> _Extracted records_
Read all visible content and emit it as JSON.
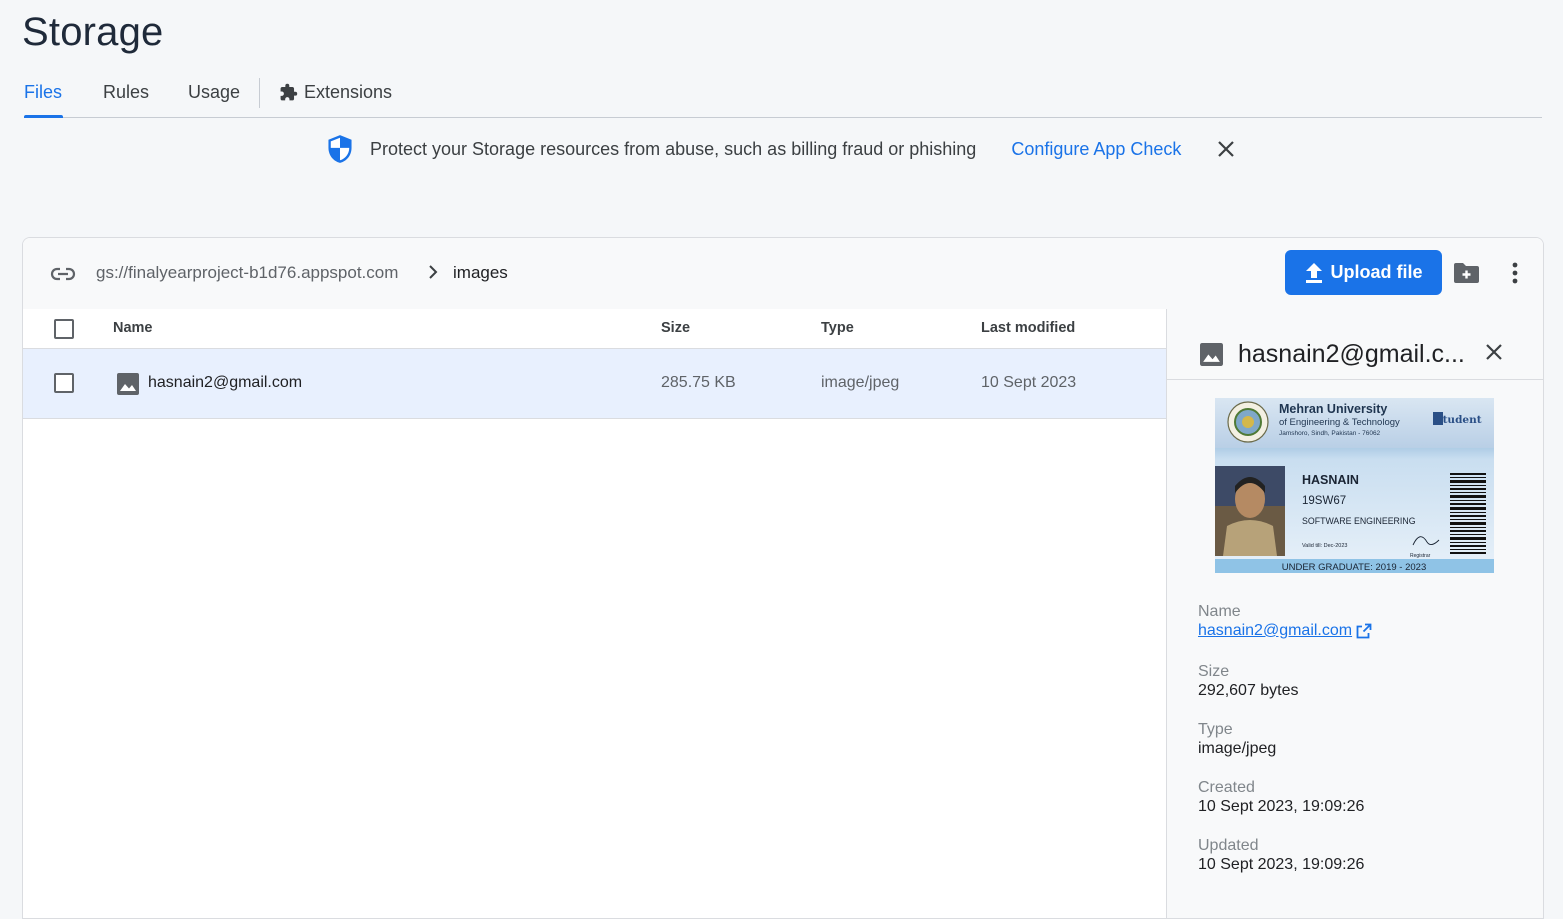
{
  "page": {
    "title": "Storage"
  },
  "tabs": [
    {
      "label": "Files"
    },
    {
      "label": "Rules"
    },
    {
      "label": "Usage"
    },
    {
      "label": "Extensions"
    }
  ],
  "banner": {
    "text": "Protect your Storage resources from abuse, such as billing fraud or phishing",
    "link": "Configure App Check",
    "icon": "shield-icon"
  },
  "bucket": {
    "path": "gs://finalyearproject-b1d76.appspot.com",
    "folder": "images",
    "upload_label": "Upload file"
  },
  "table": {
    "columns": [
      "Name",
      "Size",
      "Type",
      "Last modified"
    ],
    "rows": [
      {
        "name": "hasnain2@gmail.com",
        "size": "285.75 KB",
        "type": "image/jpeg",
        "modified": "10 Sept 2023"
      }
    ]
  },
  "details": {
    "title": "hasnain2@gmail.c...",
    "preview": {
      "university": "Mehran University",
      "university_sub": "of Engineering & Technology",
      "address": "Jamshoro, Sindh, Pakistan - 76062",
      "badge": "Student",
      "student_name": "HASNAIN",
      "roll": "19SW67",
      "dept": "SOFTWARE ENGINEERING",
      "valid": "Valid till: Dec-2023",
      "registrar": "Registrar",
      "footer": "UNDER GRADUATE: 2019 - 2023"
    },
    "name_label": "Name",
    "name_value": "hasnain2@gmail.com",
    "size_label": "Size",
    "size_value": "292,607 bytes",
    "type_label": "Type",
    "type_value": "image/jpeg",
    "created_label": "Created",
    "created_value": "10 Sept 2023, 19:09:26",
    "updated_label": "Updated",
    "updated_value": "10 Sept 2023, 19:09:26"
  },
  "colors": {
    "accent": "#1a73e8",
    "row_selected": "#e8f0fe"
  }
}
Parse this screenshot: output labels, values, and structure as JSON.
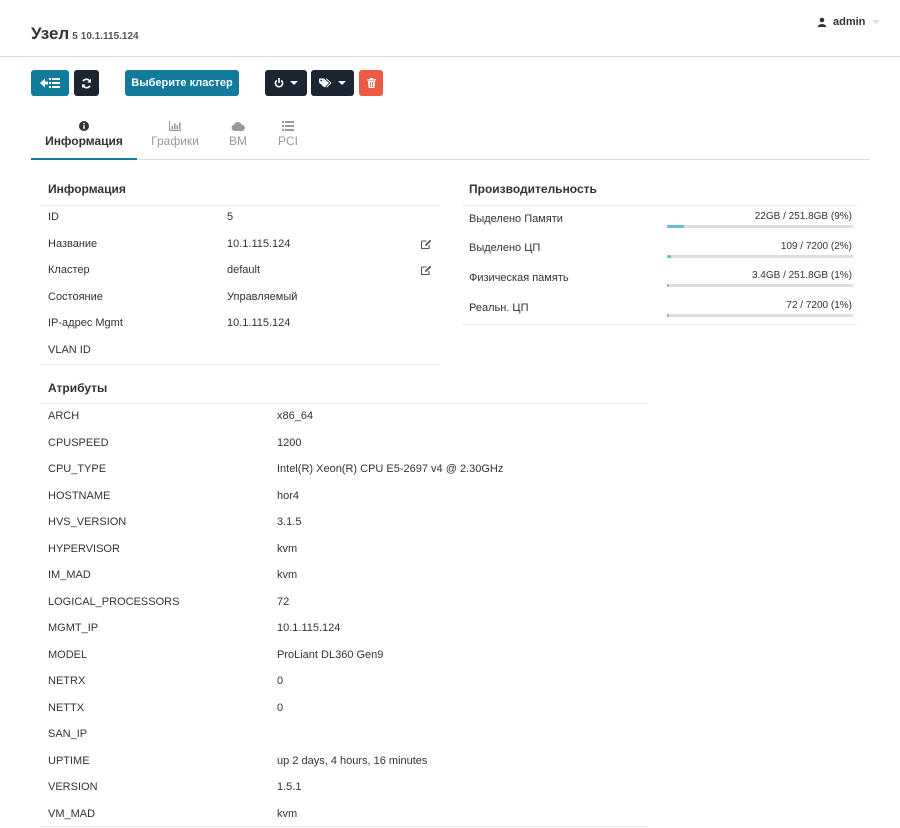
{
  "header": {
    "title": "Узел",
    "node_id": "5",
    "node_ip": "10.1.115.124",
    "user": "admin"
  },
  "toolbar": {
    "cluster_button": "Выберите кластер"
  },
  "tabs": [
    {
      "label": "Информация",
      "icon": "info-icon",
      "active": true
    },
    {
      "label": "Графики",
      "icon": "bar-chart-icon",
      "active": false
    },
    {
      "label": "ВМ",
      "icon": "cloud-icon",
      "active": false
    },
    {
      "label": "PCI",
      "icon": "list-icon",
      "active": false
    }
  ],
  "info": {
    "title": "Информация",
    "rows": [
      {
        "label": "ID",
        "value": "5"
      },
      {
        "label": "Название",
        "value": "10.1.115.124"
      },
      {
        "label": "Кластер",
        "value": "default"
      },
      {
        "label": "Состояние",
        "value": "Управляемый"
      },
      {
        "label": "IP-адрес Mgmt",
        "value": "10.1.115.124"
      },
      {
        "label": "VLAN ID",
        "value": ""
      }
    ]
  },
  "performance": {
    "title": "Производительность",
    "rows": [
      {
        "label": "Выделено Памяти",
        "value": "22GB / 251.8GB (9%)",
        "percent": 9
      },
      {
        "label": "Выделено ЦП",
        "value": "109 / 7200 (2%)",
        "percent": 2
      },
      {
        "label": "Физическая память",
        "value": "3.4GB / 251.8GB (1%)",
        "percent": 1
      },
      {
        "label": "Реальн. ЦП",
        "value": "72 / 7200 (1%)",
        "percent": 1
      }
    ]
  },
  "attributes": {
    "title": "Атрибуты",
    "rows": [
      {
        "key": "ARCH",
        "value": "x86_64"
      },
      {
        "key": "CPUSPEED",
        "value": "1200"
      },
      {
        "key": "CPU_TYPE",
        "value": "Intel(R) Xeon(R) CPU E5-2697 v4 @ 2.30GHz"
      },
      {
        "key": "HOSTNAME",
        "value": "hor4"
      },
      {
        "key": "HVS_VERSION",
        "value": "3.1.5"
      },
      {
        "key": "HYPERVISOR",
        "value": "kvm"
      },
      {
        "key": "IM_MAD",
        "value": "kvm"
      },
      {
        "key": "LOGICAL_PROCESSORS",
        "value": "72"
      },
      {
        "key": "MGMT_IP",
        "value": "10.1.115.124"
      },
      {
        "key": "MODEL",
        "value": "ProLiant DL360 Gen9"
      },
      {
        "key": "NETRX",
        "value": "0"
      },
      {
        "key": "NETTX",
        "value": "0"
      },
      {
        "key": "SAN_IP",
        "value": ""
      },
      {
        "key": "UPTIME",
        "value": "up 2 days, 4 hours, 16 minutes"
      },
      {
        "key": "VERSION",
        "value": "1.5.1"
      },
      {
        "key": "VM_MAD",
        "value": "kvm"
      }
    ]
  },
  "colors": {
    "accent": "#127b9c",
    "dark_button": "#1c2633",
    "danger": "#ee5a45",
    "bar_fill": "#6bbcd6"
  }
}
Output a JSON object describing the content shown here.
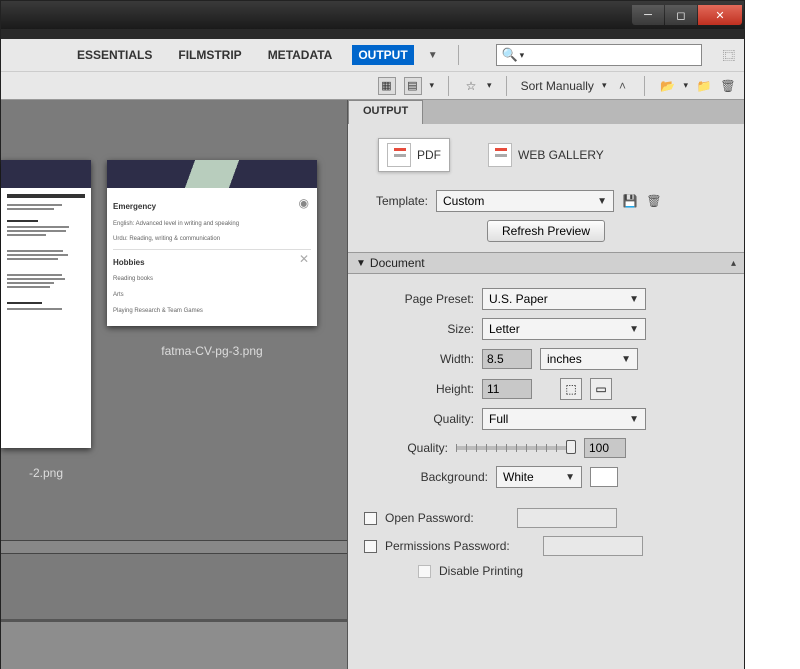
{
  "workspaces": {
    "essentials": "ESSENTIALS",
    "filmstrip": "FILMSTRIP",
    "metadata": "METADATA",
    "output": "OUTPUT"
  },
  "search": {
    "placeholder": ""
  },
  "toolbar": {
    "sort_label": "Sort Manually"
  },
  "thumbnails": {
    "file1_label": "-2.png",
    "file2_label": "fatma-CV-pg-3.png"
  },
  "panel": {
    "tab": "OUTPUT",
    "pdf": "PDF",
    "webgallery": "WEB GALLERY",
    "template_label": "Template:",
    "template_value": "Custom",
    "refresh": "Refresh Preview",
    "document_header": "Document",
    "page_preset_label": "Page Preset:",
    "page_preset_value": "U.S. Paper",
    "size_label": "Size:",
    "size_value": "Letter",
    "width_label": "Width:",
    "width_value": "8.5",
    "width_unit": "inches",
    "height_label": "Height:",
    "height_value": "11",
    "quality_label": "Quality:",
    "quality_value": "Full",
    "quality_slider_label": "Quality:",
    "quality_num": "100",
    "background_label": "Background:",
    "background_value": "White",
    "open_pw_label": "Open Password:",
    "perm_pw_label": "Permissions Password:",
    "disable_printing": "Disable Printing"
  }
}
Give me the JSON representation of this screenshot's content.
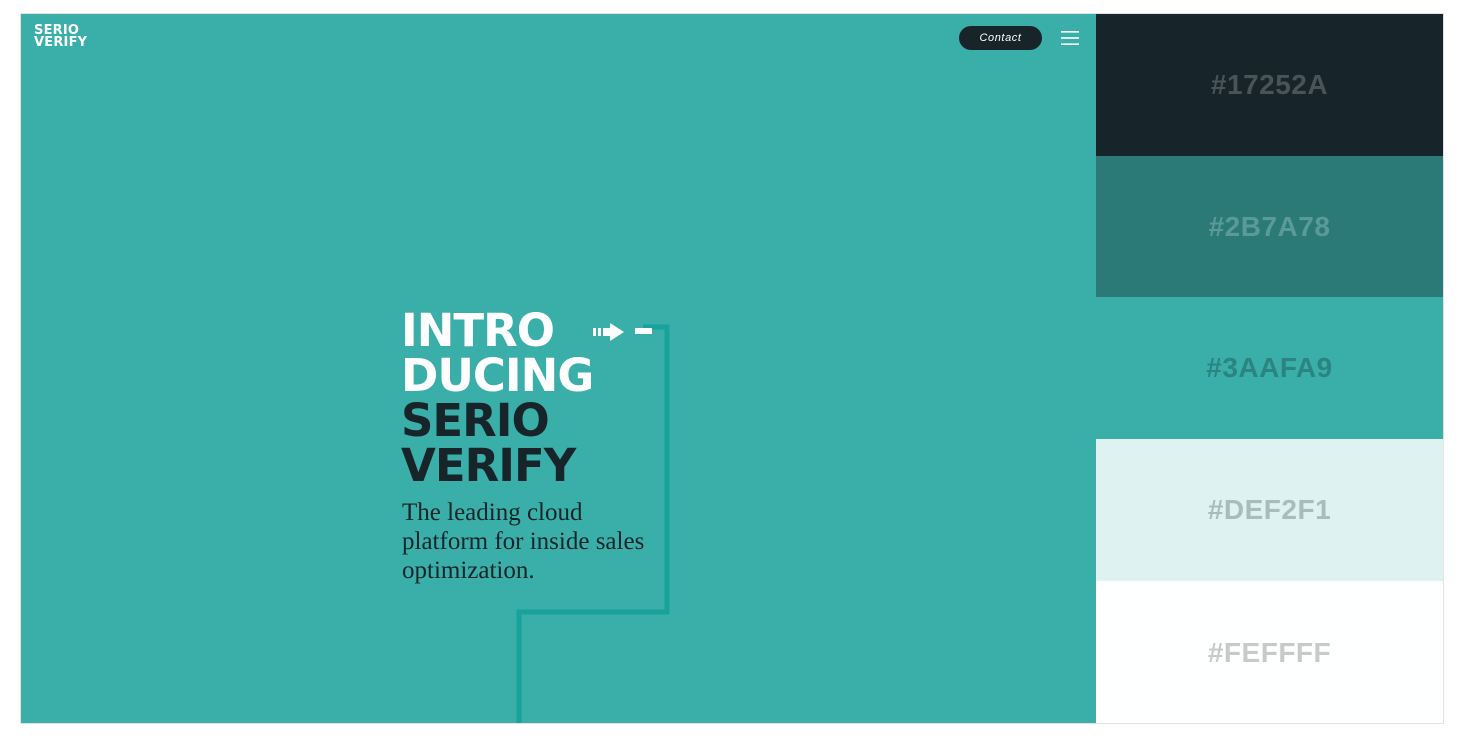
{
  "logo": {
    "line1": "SERIO",
    "line2": "VERIFY"
  },
  "nav": {
    "contact_label": "Contact"
  },
  "hero": {
    "headline_line1": "INTRO",
    "headline_line2": "DUCING",
    "headline_line3": "SERIO",
    "headline_line4": "VERIFY",
    "tagline": "The leading cloud platform for inside sales optimization."
  },
  "colors": {
    "accent": "#3AAFA9",
    "dark": "#17252A",
    "mid": "#2B7A78",
    "light": "#DEF2F1",
    "white": "#FEFFFF"
  },
  "palette": [
    {
      "hex": "#17252A",
      "label_color": "#4a5357"
    },
    {
      "hex": "#2B7A78",
      "label_color": "#5a9a98"
    },
    {
      "hex": "#3AAFA9",
      "label_color": "#2b8480"
    },
    {
      "hex": "#DEF2F1",
      "label_color": "#a9bcbb"
    },
    {
      "hex": "#FEFFFF",
      "label_color": "#c9c9c9"
    }
  ]
}
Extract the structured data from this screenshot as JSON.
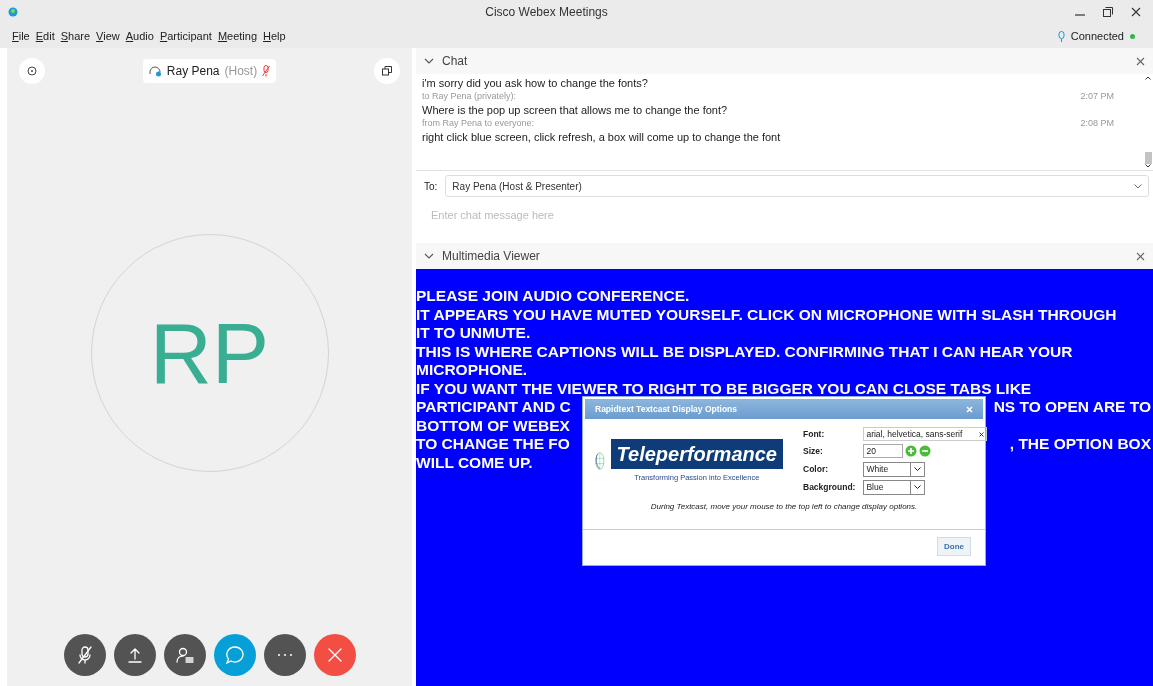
{
  "window": {
    "title": "Cisco Webex Meetings"
  },
  "menu": [
    "File",
    "Edit",
    "Share",
    "View",
    "Audio",
    "Participant",
    "Meeting",
    "Help"
  ],
  "status": {
    "label": "Connected",
    "color": "#2db84d"
  },
  "video": {
    "name": "Ray Pena",
    "role": "(Host)",
    "muted": true,
    "initials": "RP"
  },
  "controls": [
    {
      "kind": "mute"
    },
    {
      "kind": "share"
    },
    {
      "kind": "participants"
    },
    {
      "kind": "chat",
      "selected": true
    },
    {
      "kind": "more"
    },
    {
      "kind": "leave"
    }
  ],
  "chat": {
    "title": "Chat",
    "expanded": true,
    "messages": [
      {
        "kind": "text",
        "text": "i'm sorry did you ask how to change the fonts?"
      },
      {
        "kind": "meta",
        "text": "to Ray Pena (privately):",
        "time": "2:07 PM"
      },
      {
        "kind": "text",
        "text": "Where is the pop up screen that allows me to change the font?"
      },
      {
        "kind": "meta",
        "text": "from Ray Pena to everyone:",
        "time": "2:08 PM"
      },
      {
        "kind": "text",
        "text": "right click blue screen, click refresh, a box will come up to change the font"
      }
    ],
    "to_label": "To:",
    "to_value": "Ray Pena (Host & Presenter)",
    "placeholder": "Enter chat message here"
  },
  "viewer": {
    "title": "Multimedia Viewer",
    "expanded": true,
    "captions": [
      {
        "left": "PLEASE JOIN AUDIO CONFERENCE."
      },
      {
        "left": "IT APPEARS YOU HAVE MUTED YOURSELF. CLICK ON MICROPHONE WITH SLASH THROUGH"
      },
      {
        "left": "IT TO UNMUTE."
      },
      {
        "left": "THIS IS WHERE CAPTIONS WILL BE DISPLAYED. CONFIRMING THAT I CAN HEAR YOUR"
      },
      {
        "left": "MICROPHONE."
      },
      {
        "left": "IF YOU WANT THE VIEWER TO RIGHT TO BE BIGGER YOU CAN CLOSE TABS LIKE"
      },
      {
        "left": "PARTICIPANT AND C",
        "right": "NS TO OPEN ARE TO"
      },
      {
        "left": "BOTTOM OF WEBEX"
      },
      {
        "left": "TO CHANGE THE FO",
        "right": ", THE OPTION BOX"
      },
      {
        "left": "WILL COME UP."
      }
    ]
  },
  "dialog": {
    "title": "Rapidtext Textcast Display Options",
    "logo": {
      "name": "Teleperformance",
      "tagline": "Transforming Passion into Excellence"
    },
    "font_label": "Font:",
    "font_value": "arial, helvetica, sans-serif",
    "size_label": "Size:",
    "size_value": "20",
    "color_label": "Color:",
    "color_value": "White",
    "background_label": "Background:",
    "background_value": "Blue",
    "hint": "During Textcast, move your mouse to the top left to change display options.",
    "done": "Done"
  }
}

> _Exercise goal_
Tally up how many lines in the preceding listing contain the word "Textcast". Give nothing but the number.

> _Answer for the task_
2